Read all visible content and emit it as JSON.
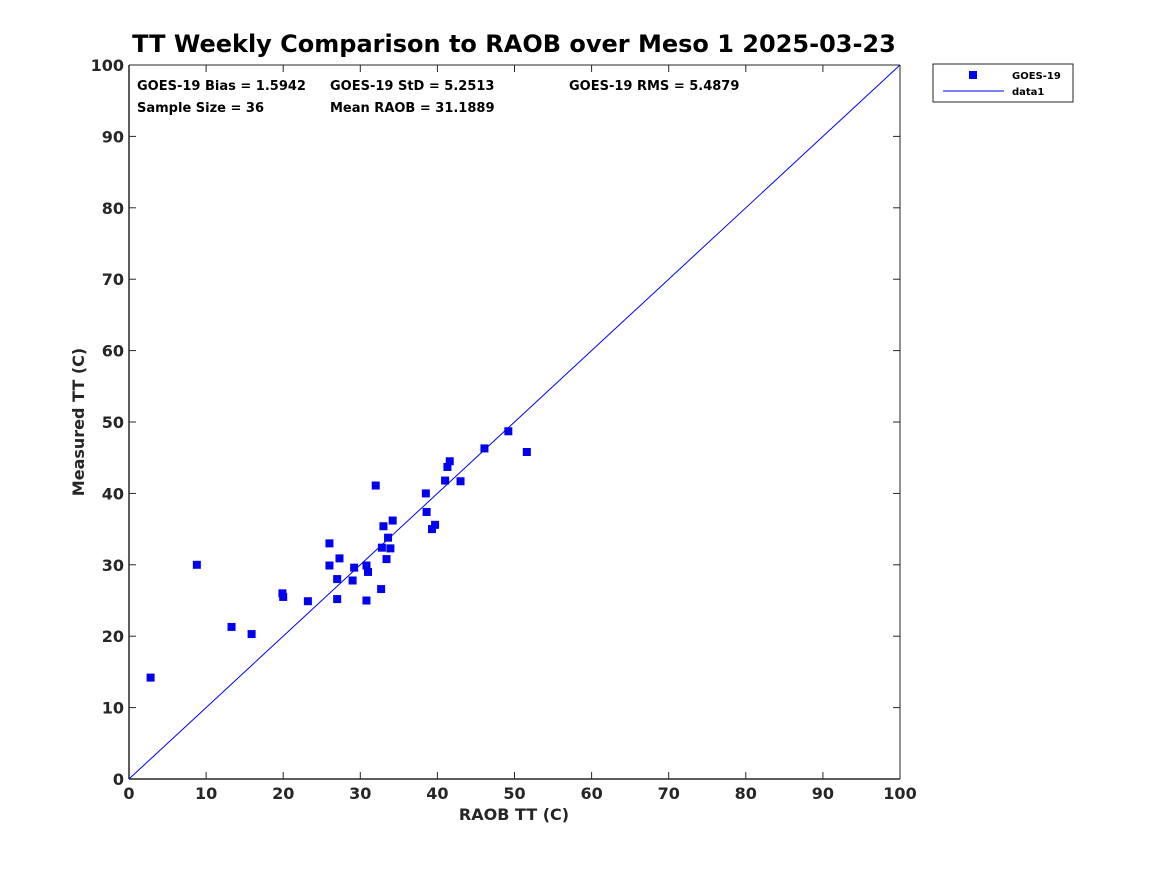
{
  "chart_data": {
    "type": "scatter",
    "title": "TT Weekly Comparison to RAOB over Meso 1 2025-03-23",
    "xlabel": "RAOB TT (C)",
    "ylabel": "Measured TT (C)",
    "xlim": [
      0,
      100
    ],
    "ylim": [
      0,
      100
    ],
    "xticks": [
      "0",
      "10",
      "20",
      "30",
      "40",
      "50",
      "60",
      "70",
      "80",
      "90",
      "100"
    ],
    "yticks": [
      "0",
      "10",
      "20",
      "30",
      "40",
      "50",
      "60",
      "70",
      "80",
      "90",
      "100"
    ],
    "grid": false,
    "legend_position": "outside-top-right",
    "colors": {
      "series": "#0000ee",
      "axis": "#262626"
    },
    "annotations": {
      "bias": "GOES-19 Bias = 1.5942",
      "std": "GOES-19 StD = 5.2513",
      "rms": "GOES-19 RMS = 5.4879",
      "sample": "Sample Size = 36",
      "mean": "Mean RAOB = 31.1889"
    },
    "series": [
      {
        "name": "GOES-19",
        "marker": "square",
        "x": [
          2.8,
          8.8,
          13.3,
          15.9,
          19.9,
          20.0,
          23.2,
          26.0,
          26.0,
          27.0,
          27.0,
          27.3,
          29.0,
          29.2,
          30.8,
          30.8,
          31.0,
          32.0,
          32.7,
          32.8,
          33.0,
          33.4,
          33.6,
          33.9,
          34.2,
          38.5,
          38.6,
          39.3,
          39.7,
          41.0,
          41.3,
          41.6,
          43.0,
          46.1,
          49.2,
          51.6
        ],
        "y": [
          14.2,
          30.0,
          21.3,
          20.3,
          26.0,
          25.5,
          24.9,
          33.0,
          29.9,
          28.0,
          25.2,
          30.9,
          27.8,
          29.6,
          29.9,
          25.0,
          29.0,
          41.1,
          26.6,
          32.4,
          35.4,
          30.8,
          33.8,
          32.3,
          36.2,
          40.0,
          37.4,
          35.0,
          35.6,
          41.8,
          43.7,
          44.5,
          41.7,
          46.3,
          48.7,
          45.8
        ]
      },
      {
        "name": "data1",
        "type": "line",
        "x": [
          0,
          100
        ],
        "y": [
          0,
          100
        ]
      }
    ]
  }
}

━━━━━━━━━━━━━━━━

◆ **Exercise details**
Which lines hold the string "GOES"? Copy all of them from the data above.

◆ **Exercise solution**
      "bias": "GOES-19 Bias = 1.5942",
      "std": "GOES-19 StD = 5.2513",
      "rms": "GOES-19 RMS = 5.4879",
        "name": "GOES-19",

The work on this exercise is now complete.